Input rows:
******************************

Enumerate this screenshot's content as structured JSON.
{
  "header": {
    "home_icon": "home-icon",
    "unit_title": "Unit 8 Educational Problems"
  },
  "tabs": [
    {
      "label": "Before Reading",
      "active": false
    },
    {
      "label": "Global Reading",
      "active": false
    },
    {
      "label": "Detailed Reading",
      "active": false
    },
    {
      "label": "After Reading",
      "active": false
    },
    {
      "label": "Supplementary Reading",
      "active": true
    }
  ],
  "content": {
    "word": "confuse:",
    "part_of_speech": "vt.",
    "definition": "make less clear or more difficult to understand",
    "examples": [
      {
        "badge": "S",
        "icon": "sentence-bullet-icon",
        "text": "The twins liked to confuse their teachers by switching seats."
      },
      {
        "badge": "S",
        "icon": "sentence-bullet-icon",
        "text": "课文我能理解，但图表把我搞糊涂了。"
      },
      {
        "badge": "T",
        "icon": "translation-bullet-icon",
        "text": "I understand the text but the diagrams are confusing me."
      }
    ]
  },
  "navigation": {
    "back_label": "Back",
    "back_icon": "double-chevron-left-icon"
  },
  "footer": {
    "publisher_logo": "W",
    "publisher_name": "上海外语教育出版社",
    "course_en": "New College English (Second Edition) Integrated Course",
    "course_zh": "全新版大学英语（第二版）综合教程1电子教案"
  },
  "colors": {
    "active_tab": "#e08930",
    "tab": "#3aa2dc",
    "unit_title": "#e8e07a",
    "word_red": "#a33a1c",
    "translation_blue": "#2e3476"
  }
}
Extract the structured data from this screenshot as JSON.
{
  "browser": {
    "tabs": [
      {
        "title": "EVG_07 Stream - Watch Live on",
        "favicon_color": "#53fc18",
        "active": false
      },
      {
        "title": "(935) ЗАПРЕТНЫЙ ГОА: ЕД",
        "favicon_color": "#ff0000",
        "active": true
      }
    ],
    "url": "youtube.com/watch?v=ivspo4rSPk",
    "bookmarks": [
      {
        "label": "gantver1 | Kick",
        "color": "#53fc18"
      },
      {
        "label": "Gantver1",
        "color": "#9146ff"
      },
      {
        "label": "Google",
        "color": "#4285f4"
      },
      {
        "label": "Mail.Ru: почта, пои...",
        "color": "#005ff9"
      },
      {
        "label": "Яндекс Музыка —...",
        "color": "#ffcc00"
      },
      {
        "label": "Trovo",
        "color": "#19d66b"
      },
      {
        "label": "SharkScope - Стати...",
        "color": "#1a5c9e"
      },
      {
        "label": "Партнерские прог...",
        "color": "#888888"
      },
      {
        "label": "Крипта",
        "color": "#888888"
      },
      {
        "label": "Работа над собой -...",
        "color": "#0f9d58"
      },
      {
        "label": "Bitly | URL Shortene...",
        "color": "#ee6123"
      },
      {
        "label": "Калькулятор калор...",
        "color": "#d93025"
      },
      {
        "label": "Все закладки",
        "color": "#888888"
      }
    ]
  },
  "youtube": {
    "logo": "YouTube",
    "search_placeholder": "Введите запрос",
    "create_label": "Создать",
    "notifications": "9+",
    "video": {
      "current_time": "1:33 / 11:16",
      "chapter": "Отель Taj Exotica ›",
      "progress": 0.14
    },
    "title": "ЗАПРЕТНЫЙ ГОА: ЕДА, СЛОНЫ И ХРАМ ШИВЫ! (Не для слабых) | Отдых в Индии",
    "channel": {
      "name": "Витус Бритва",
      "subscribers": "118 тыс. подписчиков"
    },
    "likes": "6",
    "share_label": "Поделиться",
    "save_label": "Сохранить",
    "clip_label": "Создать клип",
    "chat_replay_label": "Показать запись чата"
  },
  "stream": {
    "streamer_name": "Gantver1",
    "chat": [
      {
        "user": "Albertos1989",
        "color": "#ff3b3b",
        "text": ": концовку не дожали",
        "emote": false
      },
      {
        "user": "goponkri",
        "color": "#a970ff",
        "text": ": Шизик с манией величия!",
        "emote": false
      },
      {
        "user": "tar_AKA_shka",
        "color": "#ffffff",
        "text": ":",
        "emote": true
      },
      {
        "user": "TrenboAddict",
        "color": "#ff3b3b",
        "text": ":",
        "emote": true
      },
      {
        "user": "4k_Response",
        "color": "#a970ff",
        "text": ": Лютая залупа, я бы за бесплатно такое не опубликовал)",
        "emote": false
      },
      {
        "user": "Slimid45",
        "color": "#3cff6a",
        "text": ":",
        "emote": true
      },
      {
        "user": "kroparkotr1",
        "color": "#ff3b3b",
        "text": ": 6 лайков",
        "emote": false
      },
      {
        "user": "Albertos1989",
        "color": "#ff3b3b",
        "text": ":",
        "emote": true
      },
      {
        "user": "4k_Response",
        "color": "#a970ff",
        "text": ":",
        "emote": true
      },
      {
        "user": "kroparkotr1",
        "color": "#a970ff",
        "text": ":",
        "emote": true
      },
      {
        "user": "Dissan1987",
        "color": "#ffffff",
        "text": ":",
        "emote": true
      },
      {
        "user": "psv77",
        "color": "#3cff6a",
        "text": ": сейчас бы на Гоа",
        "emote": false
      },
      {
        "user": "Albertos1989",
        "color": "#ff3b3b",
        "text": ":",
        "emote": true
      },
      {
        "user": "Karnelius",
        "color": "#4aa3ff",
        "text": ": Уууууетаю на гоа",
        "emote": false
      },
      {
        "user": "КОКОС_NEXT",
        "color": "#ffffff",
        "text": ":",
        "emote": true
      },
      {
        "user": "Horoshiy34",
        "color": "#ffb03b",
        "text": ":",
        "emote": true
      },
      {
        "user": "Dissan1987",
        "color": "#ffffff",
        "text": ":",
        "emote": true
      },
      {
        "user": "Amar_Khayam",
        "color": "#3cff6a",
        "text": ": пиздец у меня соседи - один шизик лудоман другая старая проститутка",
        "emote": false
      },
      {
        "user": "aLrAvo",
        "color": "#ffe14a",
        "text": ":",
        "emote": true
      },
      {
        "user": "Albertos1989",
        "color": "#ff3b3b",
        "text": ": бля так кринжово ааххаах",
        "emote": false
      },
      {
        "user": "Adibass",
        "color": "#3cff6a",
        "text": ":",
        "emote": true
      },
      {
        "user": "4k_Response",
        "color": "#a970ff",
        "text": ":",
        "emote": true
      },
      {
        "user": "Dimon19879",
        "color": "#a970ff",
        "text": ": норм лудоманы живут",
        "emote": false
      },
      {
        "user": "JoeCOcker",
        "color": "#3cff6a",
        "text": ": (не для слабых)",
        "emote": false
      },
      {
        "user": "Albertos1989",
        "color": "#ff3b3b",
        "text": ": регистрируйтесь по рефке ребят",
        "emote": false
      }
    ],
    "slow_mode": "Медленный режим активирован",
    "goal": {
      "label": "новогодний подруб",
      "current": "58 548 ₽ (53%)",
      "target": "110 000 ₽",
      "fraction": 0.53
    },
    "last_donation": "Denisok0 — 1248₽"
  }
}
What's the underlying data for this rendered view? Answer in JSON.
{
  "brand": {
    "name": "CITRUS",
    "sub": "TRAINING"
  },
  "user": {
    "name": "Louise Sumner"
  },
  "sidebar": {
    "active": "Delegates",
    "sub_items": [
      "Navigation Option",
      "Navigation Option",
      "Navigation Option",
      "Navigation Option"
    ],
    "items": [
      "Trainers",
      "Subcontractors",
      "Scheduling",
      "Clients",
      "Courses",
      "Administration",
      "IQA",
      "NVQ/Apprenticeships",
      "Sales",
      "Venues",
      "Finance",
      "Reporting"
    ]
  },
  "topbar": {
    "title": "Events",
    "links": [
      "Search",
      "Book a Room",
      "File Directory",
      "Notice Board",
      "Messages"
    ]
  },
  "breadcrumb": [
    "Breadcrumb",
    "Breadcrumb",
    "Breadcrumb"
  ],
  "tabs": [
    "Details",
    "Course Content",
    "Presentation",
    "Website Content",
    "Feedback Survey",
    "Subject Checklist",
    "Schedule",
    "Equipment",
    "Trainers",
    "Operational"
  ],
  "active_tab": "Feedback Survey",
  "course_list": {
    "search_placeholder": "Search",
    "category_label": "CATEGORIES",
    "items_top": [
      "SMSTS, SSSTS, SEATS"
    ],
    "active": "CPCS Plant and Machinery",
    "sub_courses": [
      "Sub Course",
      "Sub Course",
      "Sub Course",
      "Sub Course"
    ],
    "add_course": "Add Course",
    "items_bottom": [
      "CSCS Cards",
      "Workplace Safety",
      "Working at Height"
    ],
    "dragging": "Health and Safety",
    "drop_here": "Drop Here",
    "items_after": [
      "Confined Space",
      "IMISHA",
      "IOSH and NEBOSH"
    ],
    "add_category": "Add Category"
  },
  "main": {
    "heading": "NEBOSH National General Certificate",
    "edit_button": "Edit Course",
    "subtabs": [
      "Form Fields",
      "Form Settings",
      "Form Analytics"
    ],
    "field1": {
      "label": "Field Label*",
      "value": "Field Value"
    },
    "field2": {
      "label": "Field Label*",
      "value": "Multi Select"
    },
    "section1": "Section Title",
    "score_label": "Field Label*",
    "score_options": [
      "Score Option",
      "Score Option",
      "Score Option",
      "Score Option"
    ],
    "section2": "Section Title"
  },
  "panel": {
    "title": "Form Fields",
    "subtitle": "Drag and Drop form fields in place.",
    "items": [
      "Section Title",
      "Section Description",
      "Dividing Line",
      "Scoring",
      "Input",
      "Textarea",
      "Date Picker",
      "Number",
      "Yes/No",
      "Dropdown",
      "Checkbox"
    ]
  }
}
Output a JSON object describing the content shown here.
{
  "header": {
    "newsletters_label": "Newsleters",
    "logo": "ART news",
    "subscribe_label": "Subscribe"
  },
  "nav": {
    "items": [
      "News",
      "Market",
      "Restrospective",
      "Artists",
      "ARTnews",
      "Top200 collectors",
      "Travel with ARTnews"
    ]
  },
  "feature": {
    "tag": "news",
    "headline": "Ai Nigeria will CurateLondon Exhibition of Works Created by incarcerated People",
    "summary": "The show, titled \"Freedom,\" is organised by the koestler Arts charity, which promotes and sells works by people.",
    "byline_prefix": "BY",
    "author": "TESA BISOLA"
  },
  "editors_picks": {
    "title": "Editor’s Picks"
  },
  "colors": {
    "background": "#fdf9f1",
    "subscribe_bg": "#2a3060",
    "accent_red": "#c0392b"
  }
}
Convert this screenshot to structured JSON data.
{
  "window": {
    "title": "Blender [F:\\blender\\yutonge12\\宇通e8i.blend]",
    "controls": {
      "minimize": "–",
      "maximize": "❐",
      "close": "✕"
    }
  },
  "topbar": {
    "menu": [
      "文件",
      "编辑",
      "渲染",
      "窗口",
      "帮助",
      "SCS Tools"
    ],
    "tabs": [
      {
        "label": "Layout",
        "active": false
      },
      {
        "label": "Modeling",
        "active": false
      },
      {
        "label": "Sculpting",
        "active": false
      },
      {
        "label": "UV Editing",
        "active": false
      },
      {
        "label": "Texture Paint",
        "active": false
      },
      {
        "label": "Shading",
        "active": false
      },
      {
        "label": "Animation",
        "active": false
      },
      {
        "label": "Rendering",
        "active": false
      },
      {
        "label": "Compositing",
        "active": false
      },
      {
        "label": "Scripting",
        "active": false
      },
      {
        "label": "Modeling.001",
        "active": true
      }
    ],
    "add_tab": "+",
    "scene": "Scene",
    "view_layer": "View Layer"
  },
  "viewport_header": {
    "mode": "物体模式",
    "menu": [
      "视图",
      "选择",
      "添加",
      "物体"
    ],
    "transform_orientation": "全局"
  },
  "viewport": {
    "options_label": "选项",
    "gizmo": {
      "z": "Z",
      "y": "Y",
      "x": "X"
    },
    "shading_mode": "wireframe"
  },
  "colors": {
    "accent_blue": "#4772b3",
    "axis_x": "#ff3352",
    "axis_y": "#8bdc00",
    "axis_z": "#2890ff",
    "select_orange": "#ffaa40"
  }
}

******************************

Of the lines in this listing, how many contain "JSON"? Reply with the number and nothing more.

5